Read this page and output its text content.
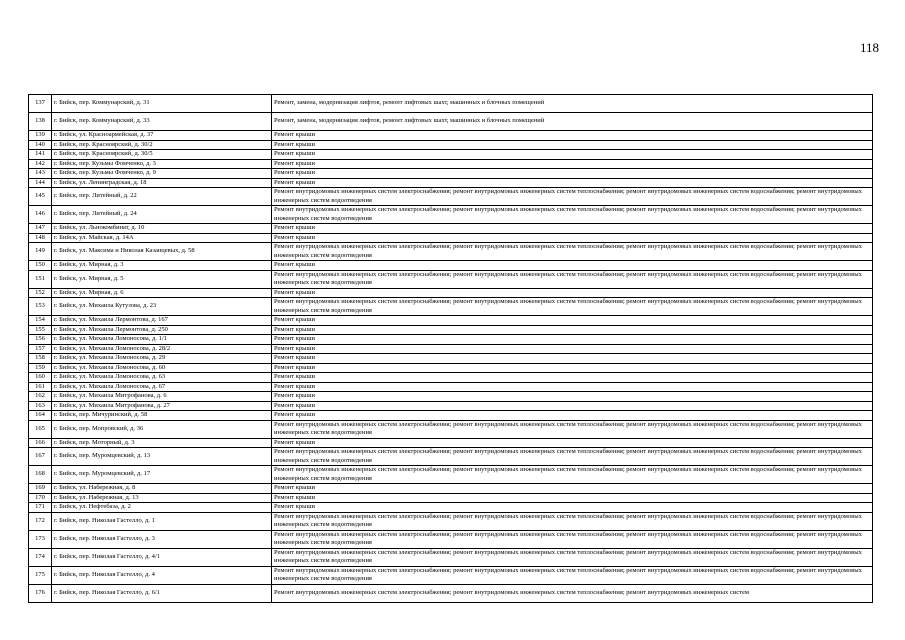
118
137	г. Бийск, пер. Коммунарский, д. 31	Ремонт, замена, модернизация лифтов, ремонт лифтовых шахт, машинных и блочных помещений
138	г. Бийск, пер. Коммунарский, д. 33	Ремонт, замена, модернизация лифтов, ремонт лифтовых шахт, машинных и блочных помещений
139	г. Бийск, ул. Красноармейская, д. 37	Ремонт крыши
140	г. Бийск, пер. Красноярский, д. 30/2	Ремонт крыши
141	г. Бийск, пер. Красноярский, д. 30/5	Ремонт крыши
142	г. Бийск, пер. Кузьмы Фомченко, д. 3	Ремонт крыши
143	г. Бийск, пер. Кузьмы Фомченко, д. 9	Ремонт крыши
144	г. Бийск, ул. Ленинградская, д. 18	Ремонт крыши
145	г. Бийск, пер. Литейный, д. 22	Ремонт внутридомовых инженерных систем электроснабжения; ремонт внутридомовых инженерных систем теплоснабжения; ремонт внутридомовых инженерных систем водоснабжения; ремонт внутридомовых инженерных систем водоотведения
146	г. Бийск, пер. Литейный, д. 24	Ремонт внутридомовых инженерных систем электроснабжения; ремонт внутридомовых инженерных систем теплоснабжения; ремонт внутридомовых инженерных систем водоснабжения; ремонт внутридомовых инженерных систем водоотведения
147	г. Бийск, ул. Льнокомбинат, д. 10	Ремонт крыши
148	г. Бийск, ул. Майская, д. 14А	Ремонт крыши
149	г. Бийск, ул. Максима и Николая Казанцевых, д. 58	Ремонт внутридомовых инженерных систем электроснабжения; ремонт внутридомовых инженерных систем теплоснабжения; ремонт внутридомовых инженерных систем водоснабжения; ремонт внутридомовых инженерных систем водоотведения
150	г. Бийск, ул. Мирная, д. 3	Ремонт крыши
151	г. Бийск, ул. Мирная, д. 5	Ремонт внутридомовых инженерных систем электроснабжения; ремонт внутридомовых инженерных систем теплоснабжения; ремонт внутридомовых инженерных систем водоснабжения; ремонт внутридомовых инженерных систем водоотведения
152	г. Бийск, ул. Мирная, д. 6	Ремонт крыши
153	г. Бийск, ул. Михаила Кутузова, д. 23	Ремонт внутридомовых инженерных систем электроснабжения; ремонт внутридомовых инженерных систем теплоснабжения; ремонт внутридомовых инженерных систем водоснабжения; ремонт внутридомовых инженерных систем водоотведения
154	г. Бийск, ул. Михаила Лермонтова, д. 167	Ремонт крыши
155	г. Бийск, ул. Михаила Лермонтова, д. 250	Ремонт крыши
156	г. Бийск, ул. Михаила Ломоносова, д. 1/1	Ремонт крыши
157	г. Бийск, ул. Михаила Ломоносова, д. 28/2	Ремонт крыши
158	г. Бийск, ул. Михаила Ломоносова, д. 29	Ремонт крыши
159	г. Бийск, ул. Михаила Ломоносова, д. 60	Ремонт крыши
160	г. Бийск, ул. Михаила Ломоносова, д. 63	Ремонт крыши
161	г. Бийск, ул. Михаила Ломоносова, д. 67	Ремонт крыши
162	г. Бийск, ул. Михаила Митрофанова, д. 6	Ремонт крыши
163	г. Бийск, ул. Михаила Митрофанова, д. 27	Ремонт крыши
164	г. Бийск, пер. Мичуринский, д. 58	Ремонт крыши
165	г. Бийск, пер. Мопровский, д. 36	Ремонт внутридомовых инженерных систем электроснабжения; ремонт внутридомовых инженерных систем теплоснабжения; ремонт внутридомовых инженерных систем водоснабжения; ремонт внутридомовых инженерных систем водоотведения
166	г. Бийск, пер. Моторный, д. 3	Ремонт крыши
167	г. Бийск, пер. Муромцевский, д. 13	Ремонт внутридомовых инженерных систем электроснабжения; ремонт внутридомовых инженерных систем теплоснабжения; ремонт внутридомовых инженерных систем водоснабжения; ремонт внутридомовых инженерных систем водоотведения
168	г. Бийск, пер. Муромцевский, д. 17	Ремонт внутридомовых инженерных систем электроснабжения; ремонт внутридомовых инженерных систем теплоснабжения; ремонт внутридомовых инженерных систем водоснабжения; ремонт внутридомовых инженерных систем водоотведения
169	г. Бийск, ул. Набережная, д. 8	Ремонт крыши
170	г. Бийск, ул. Набережная, д. 13	Ремонт крыши
171	г. Бийск, ул. Нефтебаза, д. 2	Ремонт крыши
172	г. Бийск, пер. Николая Гастелло, д. 1	Ремонт внутридомовых инженерных систем электроснабжения; ремонт внутридомовых инженерных систем теплоснабжения; ремонт внутридомовых инженерных систем водоснабжения; ремонт внутридомовых инженерных систем водоотведения
173	г. Бийск, пер. Николая Гастелло, д. 3	Ремонт внутридомовых инженерных систем электроснабжения; ремонт внутридомовых инженерных систем теплоснабжения; ремонт внутридомовых инженерных систем водоснабжения; ремонт внутридомовых инженерных систем водоотведения
174	г. Бийск, пер. Николая Гастелло, д. 4/1	Ремонт внутридомовых инженерных систем электроснабжения; ремонт внутридомовых инженерных систем теплоснабжения; ремонт внутридомовых инженерных систем водоснабжения; ремонт внутридомовых инженерных систем водоотведения
175	г. Бийск, пер. Николая Гастелло, д. 4	Ремонт внутридомовых инженерных систем электроснабжения; ремонт внутридомовых инженерных систем теплоснабжения; ремонт внутридомовых инженерных систем водоснабжения; ремонт внутридомовых инженерных систем водоотведения
176	г. Бийск, пер. Николая Гастелло, д. 6/1	Ремонт внутридомовых инженерных систем электроснабжения; ремонт внутридомовых инженерных систем теплоснабжения; ремонт внутридомовых инженерных систем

------------

(Given task): All of the lines above should be retyped precisely, apart from the pictures.

(Expected answer):
Read this page and output its text content.
118
137	г. Бийск, пер. Коммунарский, д. 31	Ремонт, замена, модернизация лифтов, ремонт лифтовых шахт, машинных и блочных помещений
138	г. Бийск, пер. Коммунарский, д. 33	Ремонт, замена, модернизация лифтов, ремонт лифтовых шахт, машинных и блочных помещений
139	г. Бийск, ул. Красноармейская, д. 37	Ремонт крыши
140	г. Бийск, пер. Красноярский, д. 30/2	Ремонт крыши
141	г. Бийск, пер. Красноярский, д. 30/5	Ремонт крыши
142	г. Бийск, пер. Кузьмы Фомченко, д. 3	Ремонт крыши
143	г. Бийск, пер. Кузьмы Фомченко, д. 9	Ремонт крыши
144	г. Бийск, ул. Ленинградская, д. 18	Ремонт крыши
145	г. Бийск, пер. Литейный, д. 22	Ремонт внутридомовых инженерных систем электроснабжения; ремонт внутридомовых инженерных систем теплоснабжения; ремонт внутридомовых инженерных систем водоснабжения; ремонт внутридомовых инженерных систем водоотведения
146	г. Бийск, пер. Литейный, д. 24	Ремонт внутридомовых инженерных систем электроснабжения; ремонт внутридомовых инженерных систем теплоснабжения; ремонт внутридомовых инженерных систем водоснабжения; ремонт внутридомовых инженерных систем водоотведения
147	г. Бийск, ул. Льнокомбинат, д. 10	Ремонт крыши
148	г. Бийск, ул. Майская, д. 14А	Ремонт крыши
149	г. Бийск, ул. Максима и Николая Казанцевых, д. 58	Ремонт внутридомовых инженерных систем электроснабжения; ремонт внутридомовых инженерных систем теплоснабжения; ремонт внутридомовых инженерных систем водоснабжения; ремонт внутридомовых инженерных систем водоотведения
150	г. Бийск, ул. Мирная, д. 3	Ремонт крыши
151	г. Бийск, ул. Мирная, д. 5	Ремонт внутридомовых инженерных систем электроснабжения; ремонт внутридомовых инженерных систем теплоснабжения; ремонт внутридомовых инженерных систем водоснабжения; ремонт внутридомовых инженерных систем водоотведения
152	г. Бийск, ул. Мирная, д. 6	Ремонт крыши
153	г. Бийск, ул. Михаила Кутузова, д. 23	Ремонт внутридомовых инженерных систем электроснабжения; ремонт внутридомовых инженерных систем теплоснабжения; ремонт внутридомовых инженерных систем водоснабжения; ремонт внутридомовых инженерных систем водоотведения
154	г. Бийск, ул. Михаила Лермонтова, д. 167	Ремонт крыши
155	г. Бийск, ул. Михаила Лермонтова, д. 250	Ремонт крыши
156	г. Бийск, ул. Михаила Ломоносова, д. 1/1	Ремонт крыши
157	г. Бийск, ул. Михаила Ломоносова, д. 28/2	Ремонт крыши
158	г. Бийск, ул. Михаила Ломоносова, д. 29	Ремонт крыши
159	г. Бийск, ул. Михаила Ломоносова, д. 60	Ремонт крыши
160	г. Бийск, ул. Михаила Ломоносова, д. 63	Ремонт крыши
161	г. Бийск, ул. Михаила Ломоносова, д. 67	Ремонт крыши
162	г. Бийск, ул. Михаила Митрофанова, д. 6	Ремонт крыши
163	г. Бийск, ул. Михаила Митрофанова, д. 27	Ремонт крыши
164	г. Бийск, пер. Мичуринский, д. 58	Ремонт крыши
165	г. Бийск, пер. Мопровский, д. 36	Ремонт внутридомовых инженерных систем электроснабжения; ремонт внутридомовых инженерных систем теплоснабжения; ремонт внутридомовых инженерных систем водоснабжения; ремонт внутридомовых инженерных систем водоотведения
166	г. Бийск, пер. Моторный, д. 3	Ремонт крыши
167	г. Бийск, пер. Муромцевский, д. 13	Ремонт внутридомовых инженерных систем электроснабжения; ремонт внутридомовых инженерных систем теплоснабжения; ремонт внутридомовых инженерных систем водоснабжения; ремонт внутридомовых инженерных систем водоотведения
168	г. Бийск, пер. Муромцевский, д. 17	Ремонт внутридомовых инженерных систем электроснабжения; ремонт внутридомовых инженерных систем теплоснабжения; ремонт внутридомовых инженерных систем водоснабжения; ремонт внутридомовых инженерных систем водоотведения
169	г. Бийск, ул. Набережная, д. 8	Ремонт крыши
170	г. Бийск, ул. Набережная, д. 13	Ремонт крыши
171	г. Бийск, ул. Нефтебаза, д. 2	Ремонт крыши
172	г. Бийск, пер. Николая Гастелло, д. 1	Ремонт внутридомовых инженерных систем электроснабжения; ремонт внутридомовых инженерных систем теплоснабжения; ремонт внутридомовых инженерных систем водоснабжения; ремонт внутридомовых инженерных систем водоотведения
173	г. Бийск, пер. Николая Гастелло, д. 3	Ремонт внутридомовых инженерных систем электроснабжения; ремонт внутридомовых инженерных систем теплоснабжения; ремонт внутридомовых инженерных систем водоснабжения; ремонт внутридомовых инженерных систем водоотведения
174	г. Бийск, пер. Николая Гастелло, д. 4/1	Ремонт внутридомовых инженерных систем электроснабжения; ремонт внутридомовых инженерных систем теплоснабжения; ремонт внутридомовых инженерных систем водоснабжения; ремонт внутридомовых инженерных систем водоотведения
175	г. Бийск, пер. Николая Гастелло, д. 4	Ремонт внутридомовых инженерных систем электроснабжения; ремонт внутридомовых инженерных систем теплоснабжения; ремонт внутридомовых инженерных систем водоснабжения; ремонт внутридомовых инженерных систем водоотведения
176	г. Бийск, пер. Николая Гастелло, д. 6/1	Ремонт внутридомовых инженерных систем электроснабжения; ремонт внутридомовых инженерных систем теплоснабжения; ремонт внутридомовых инженерных систем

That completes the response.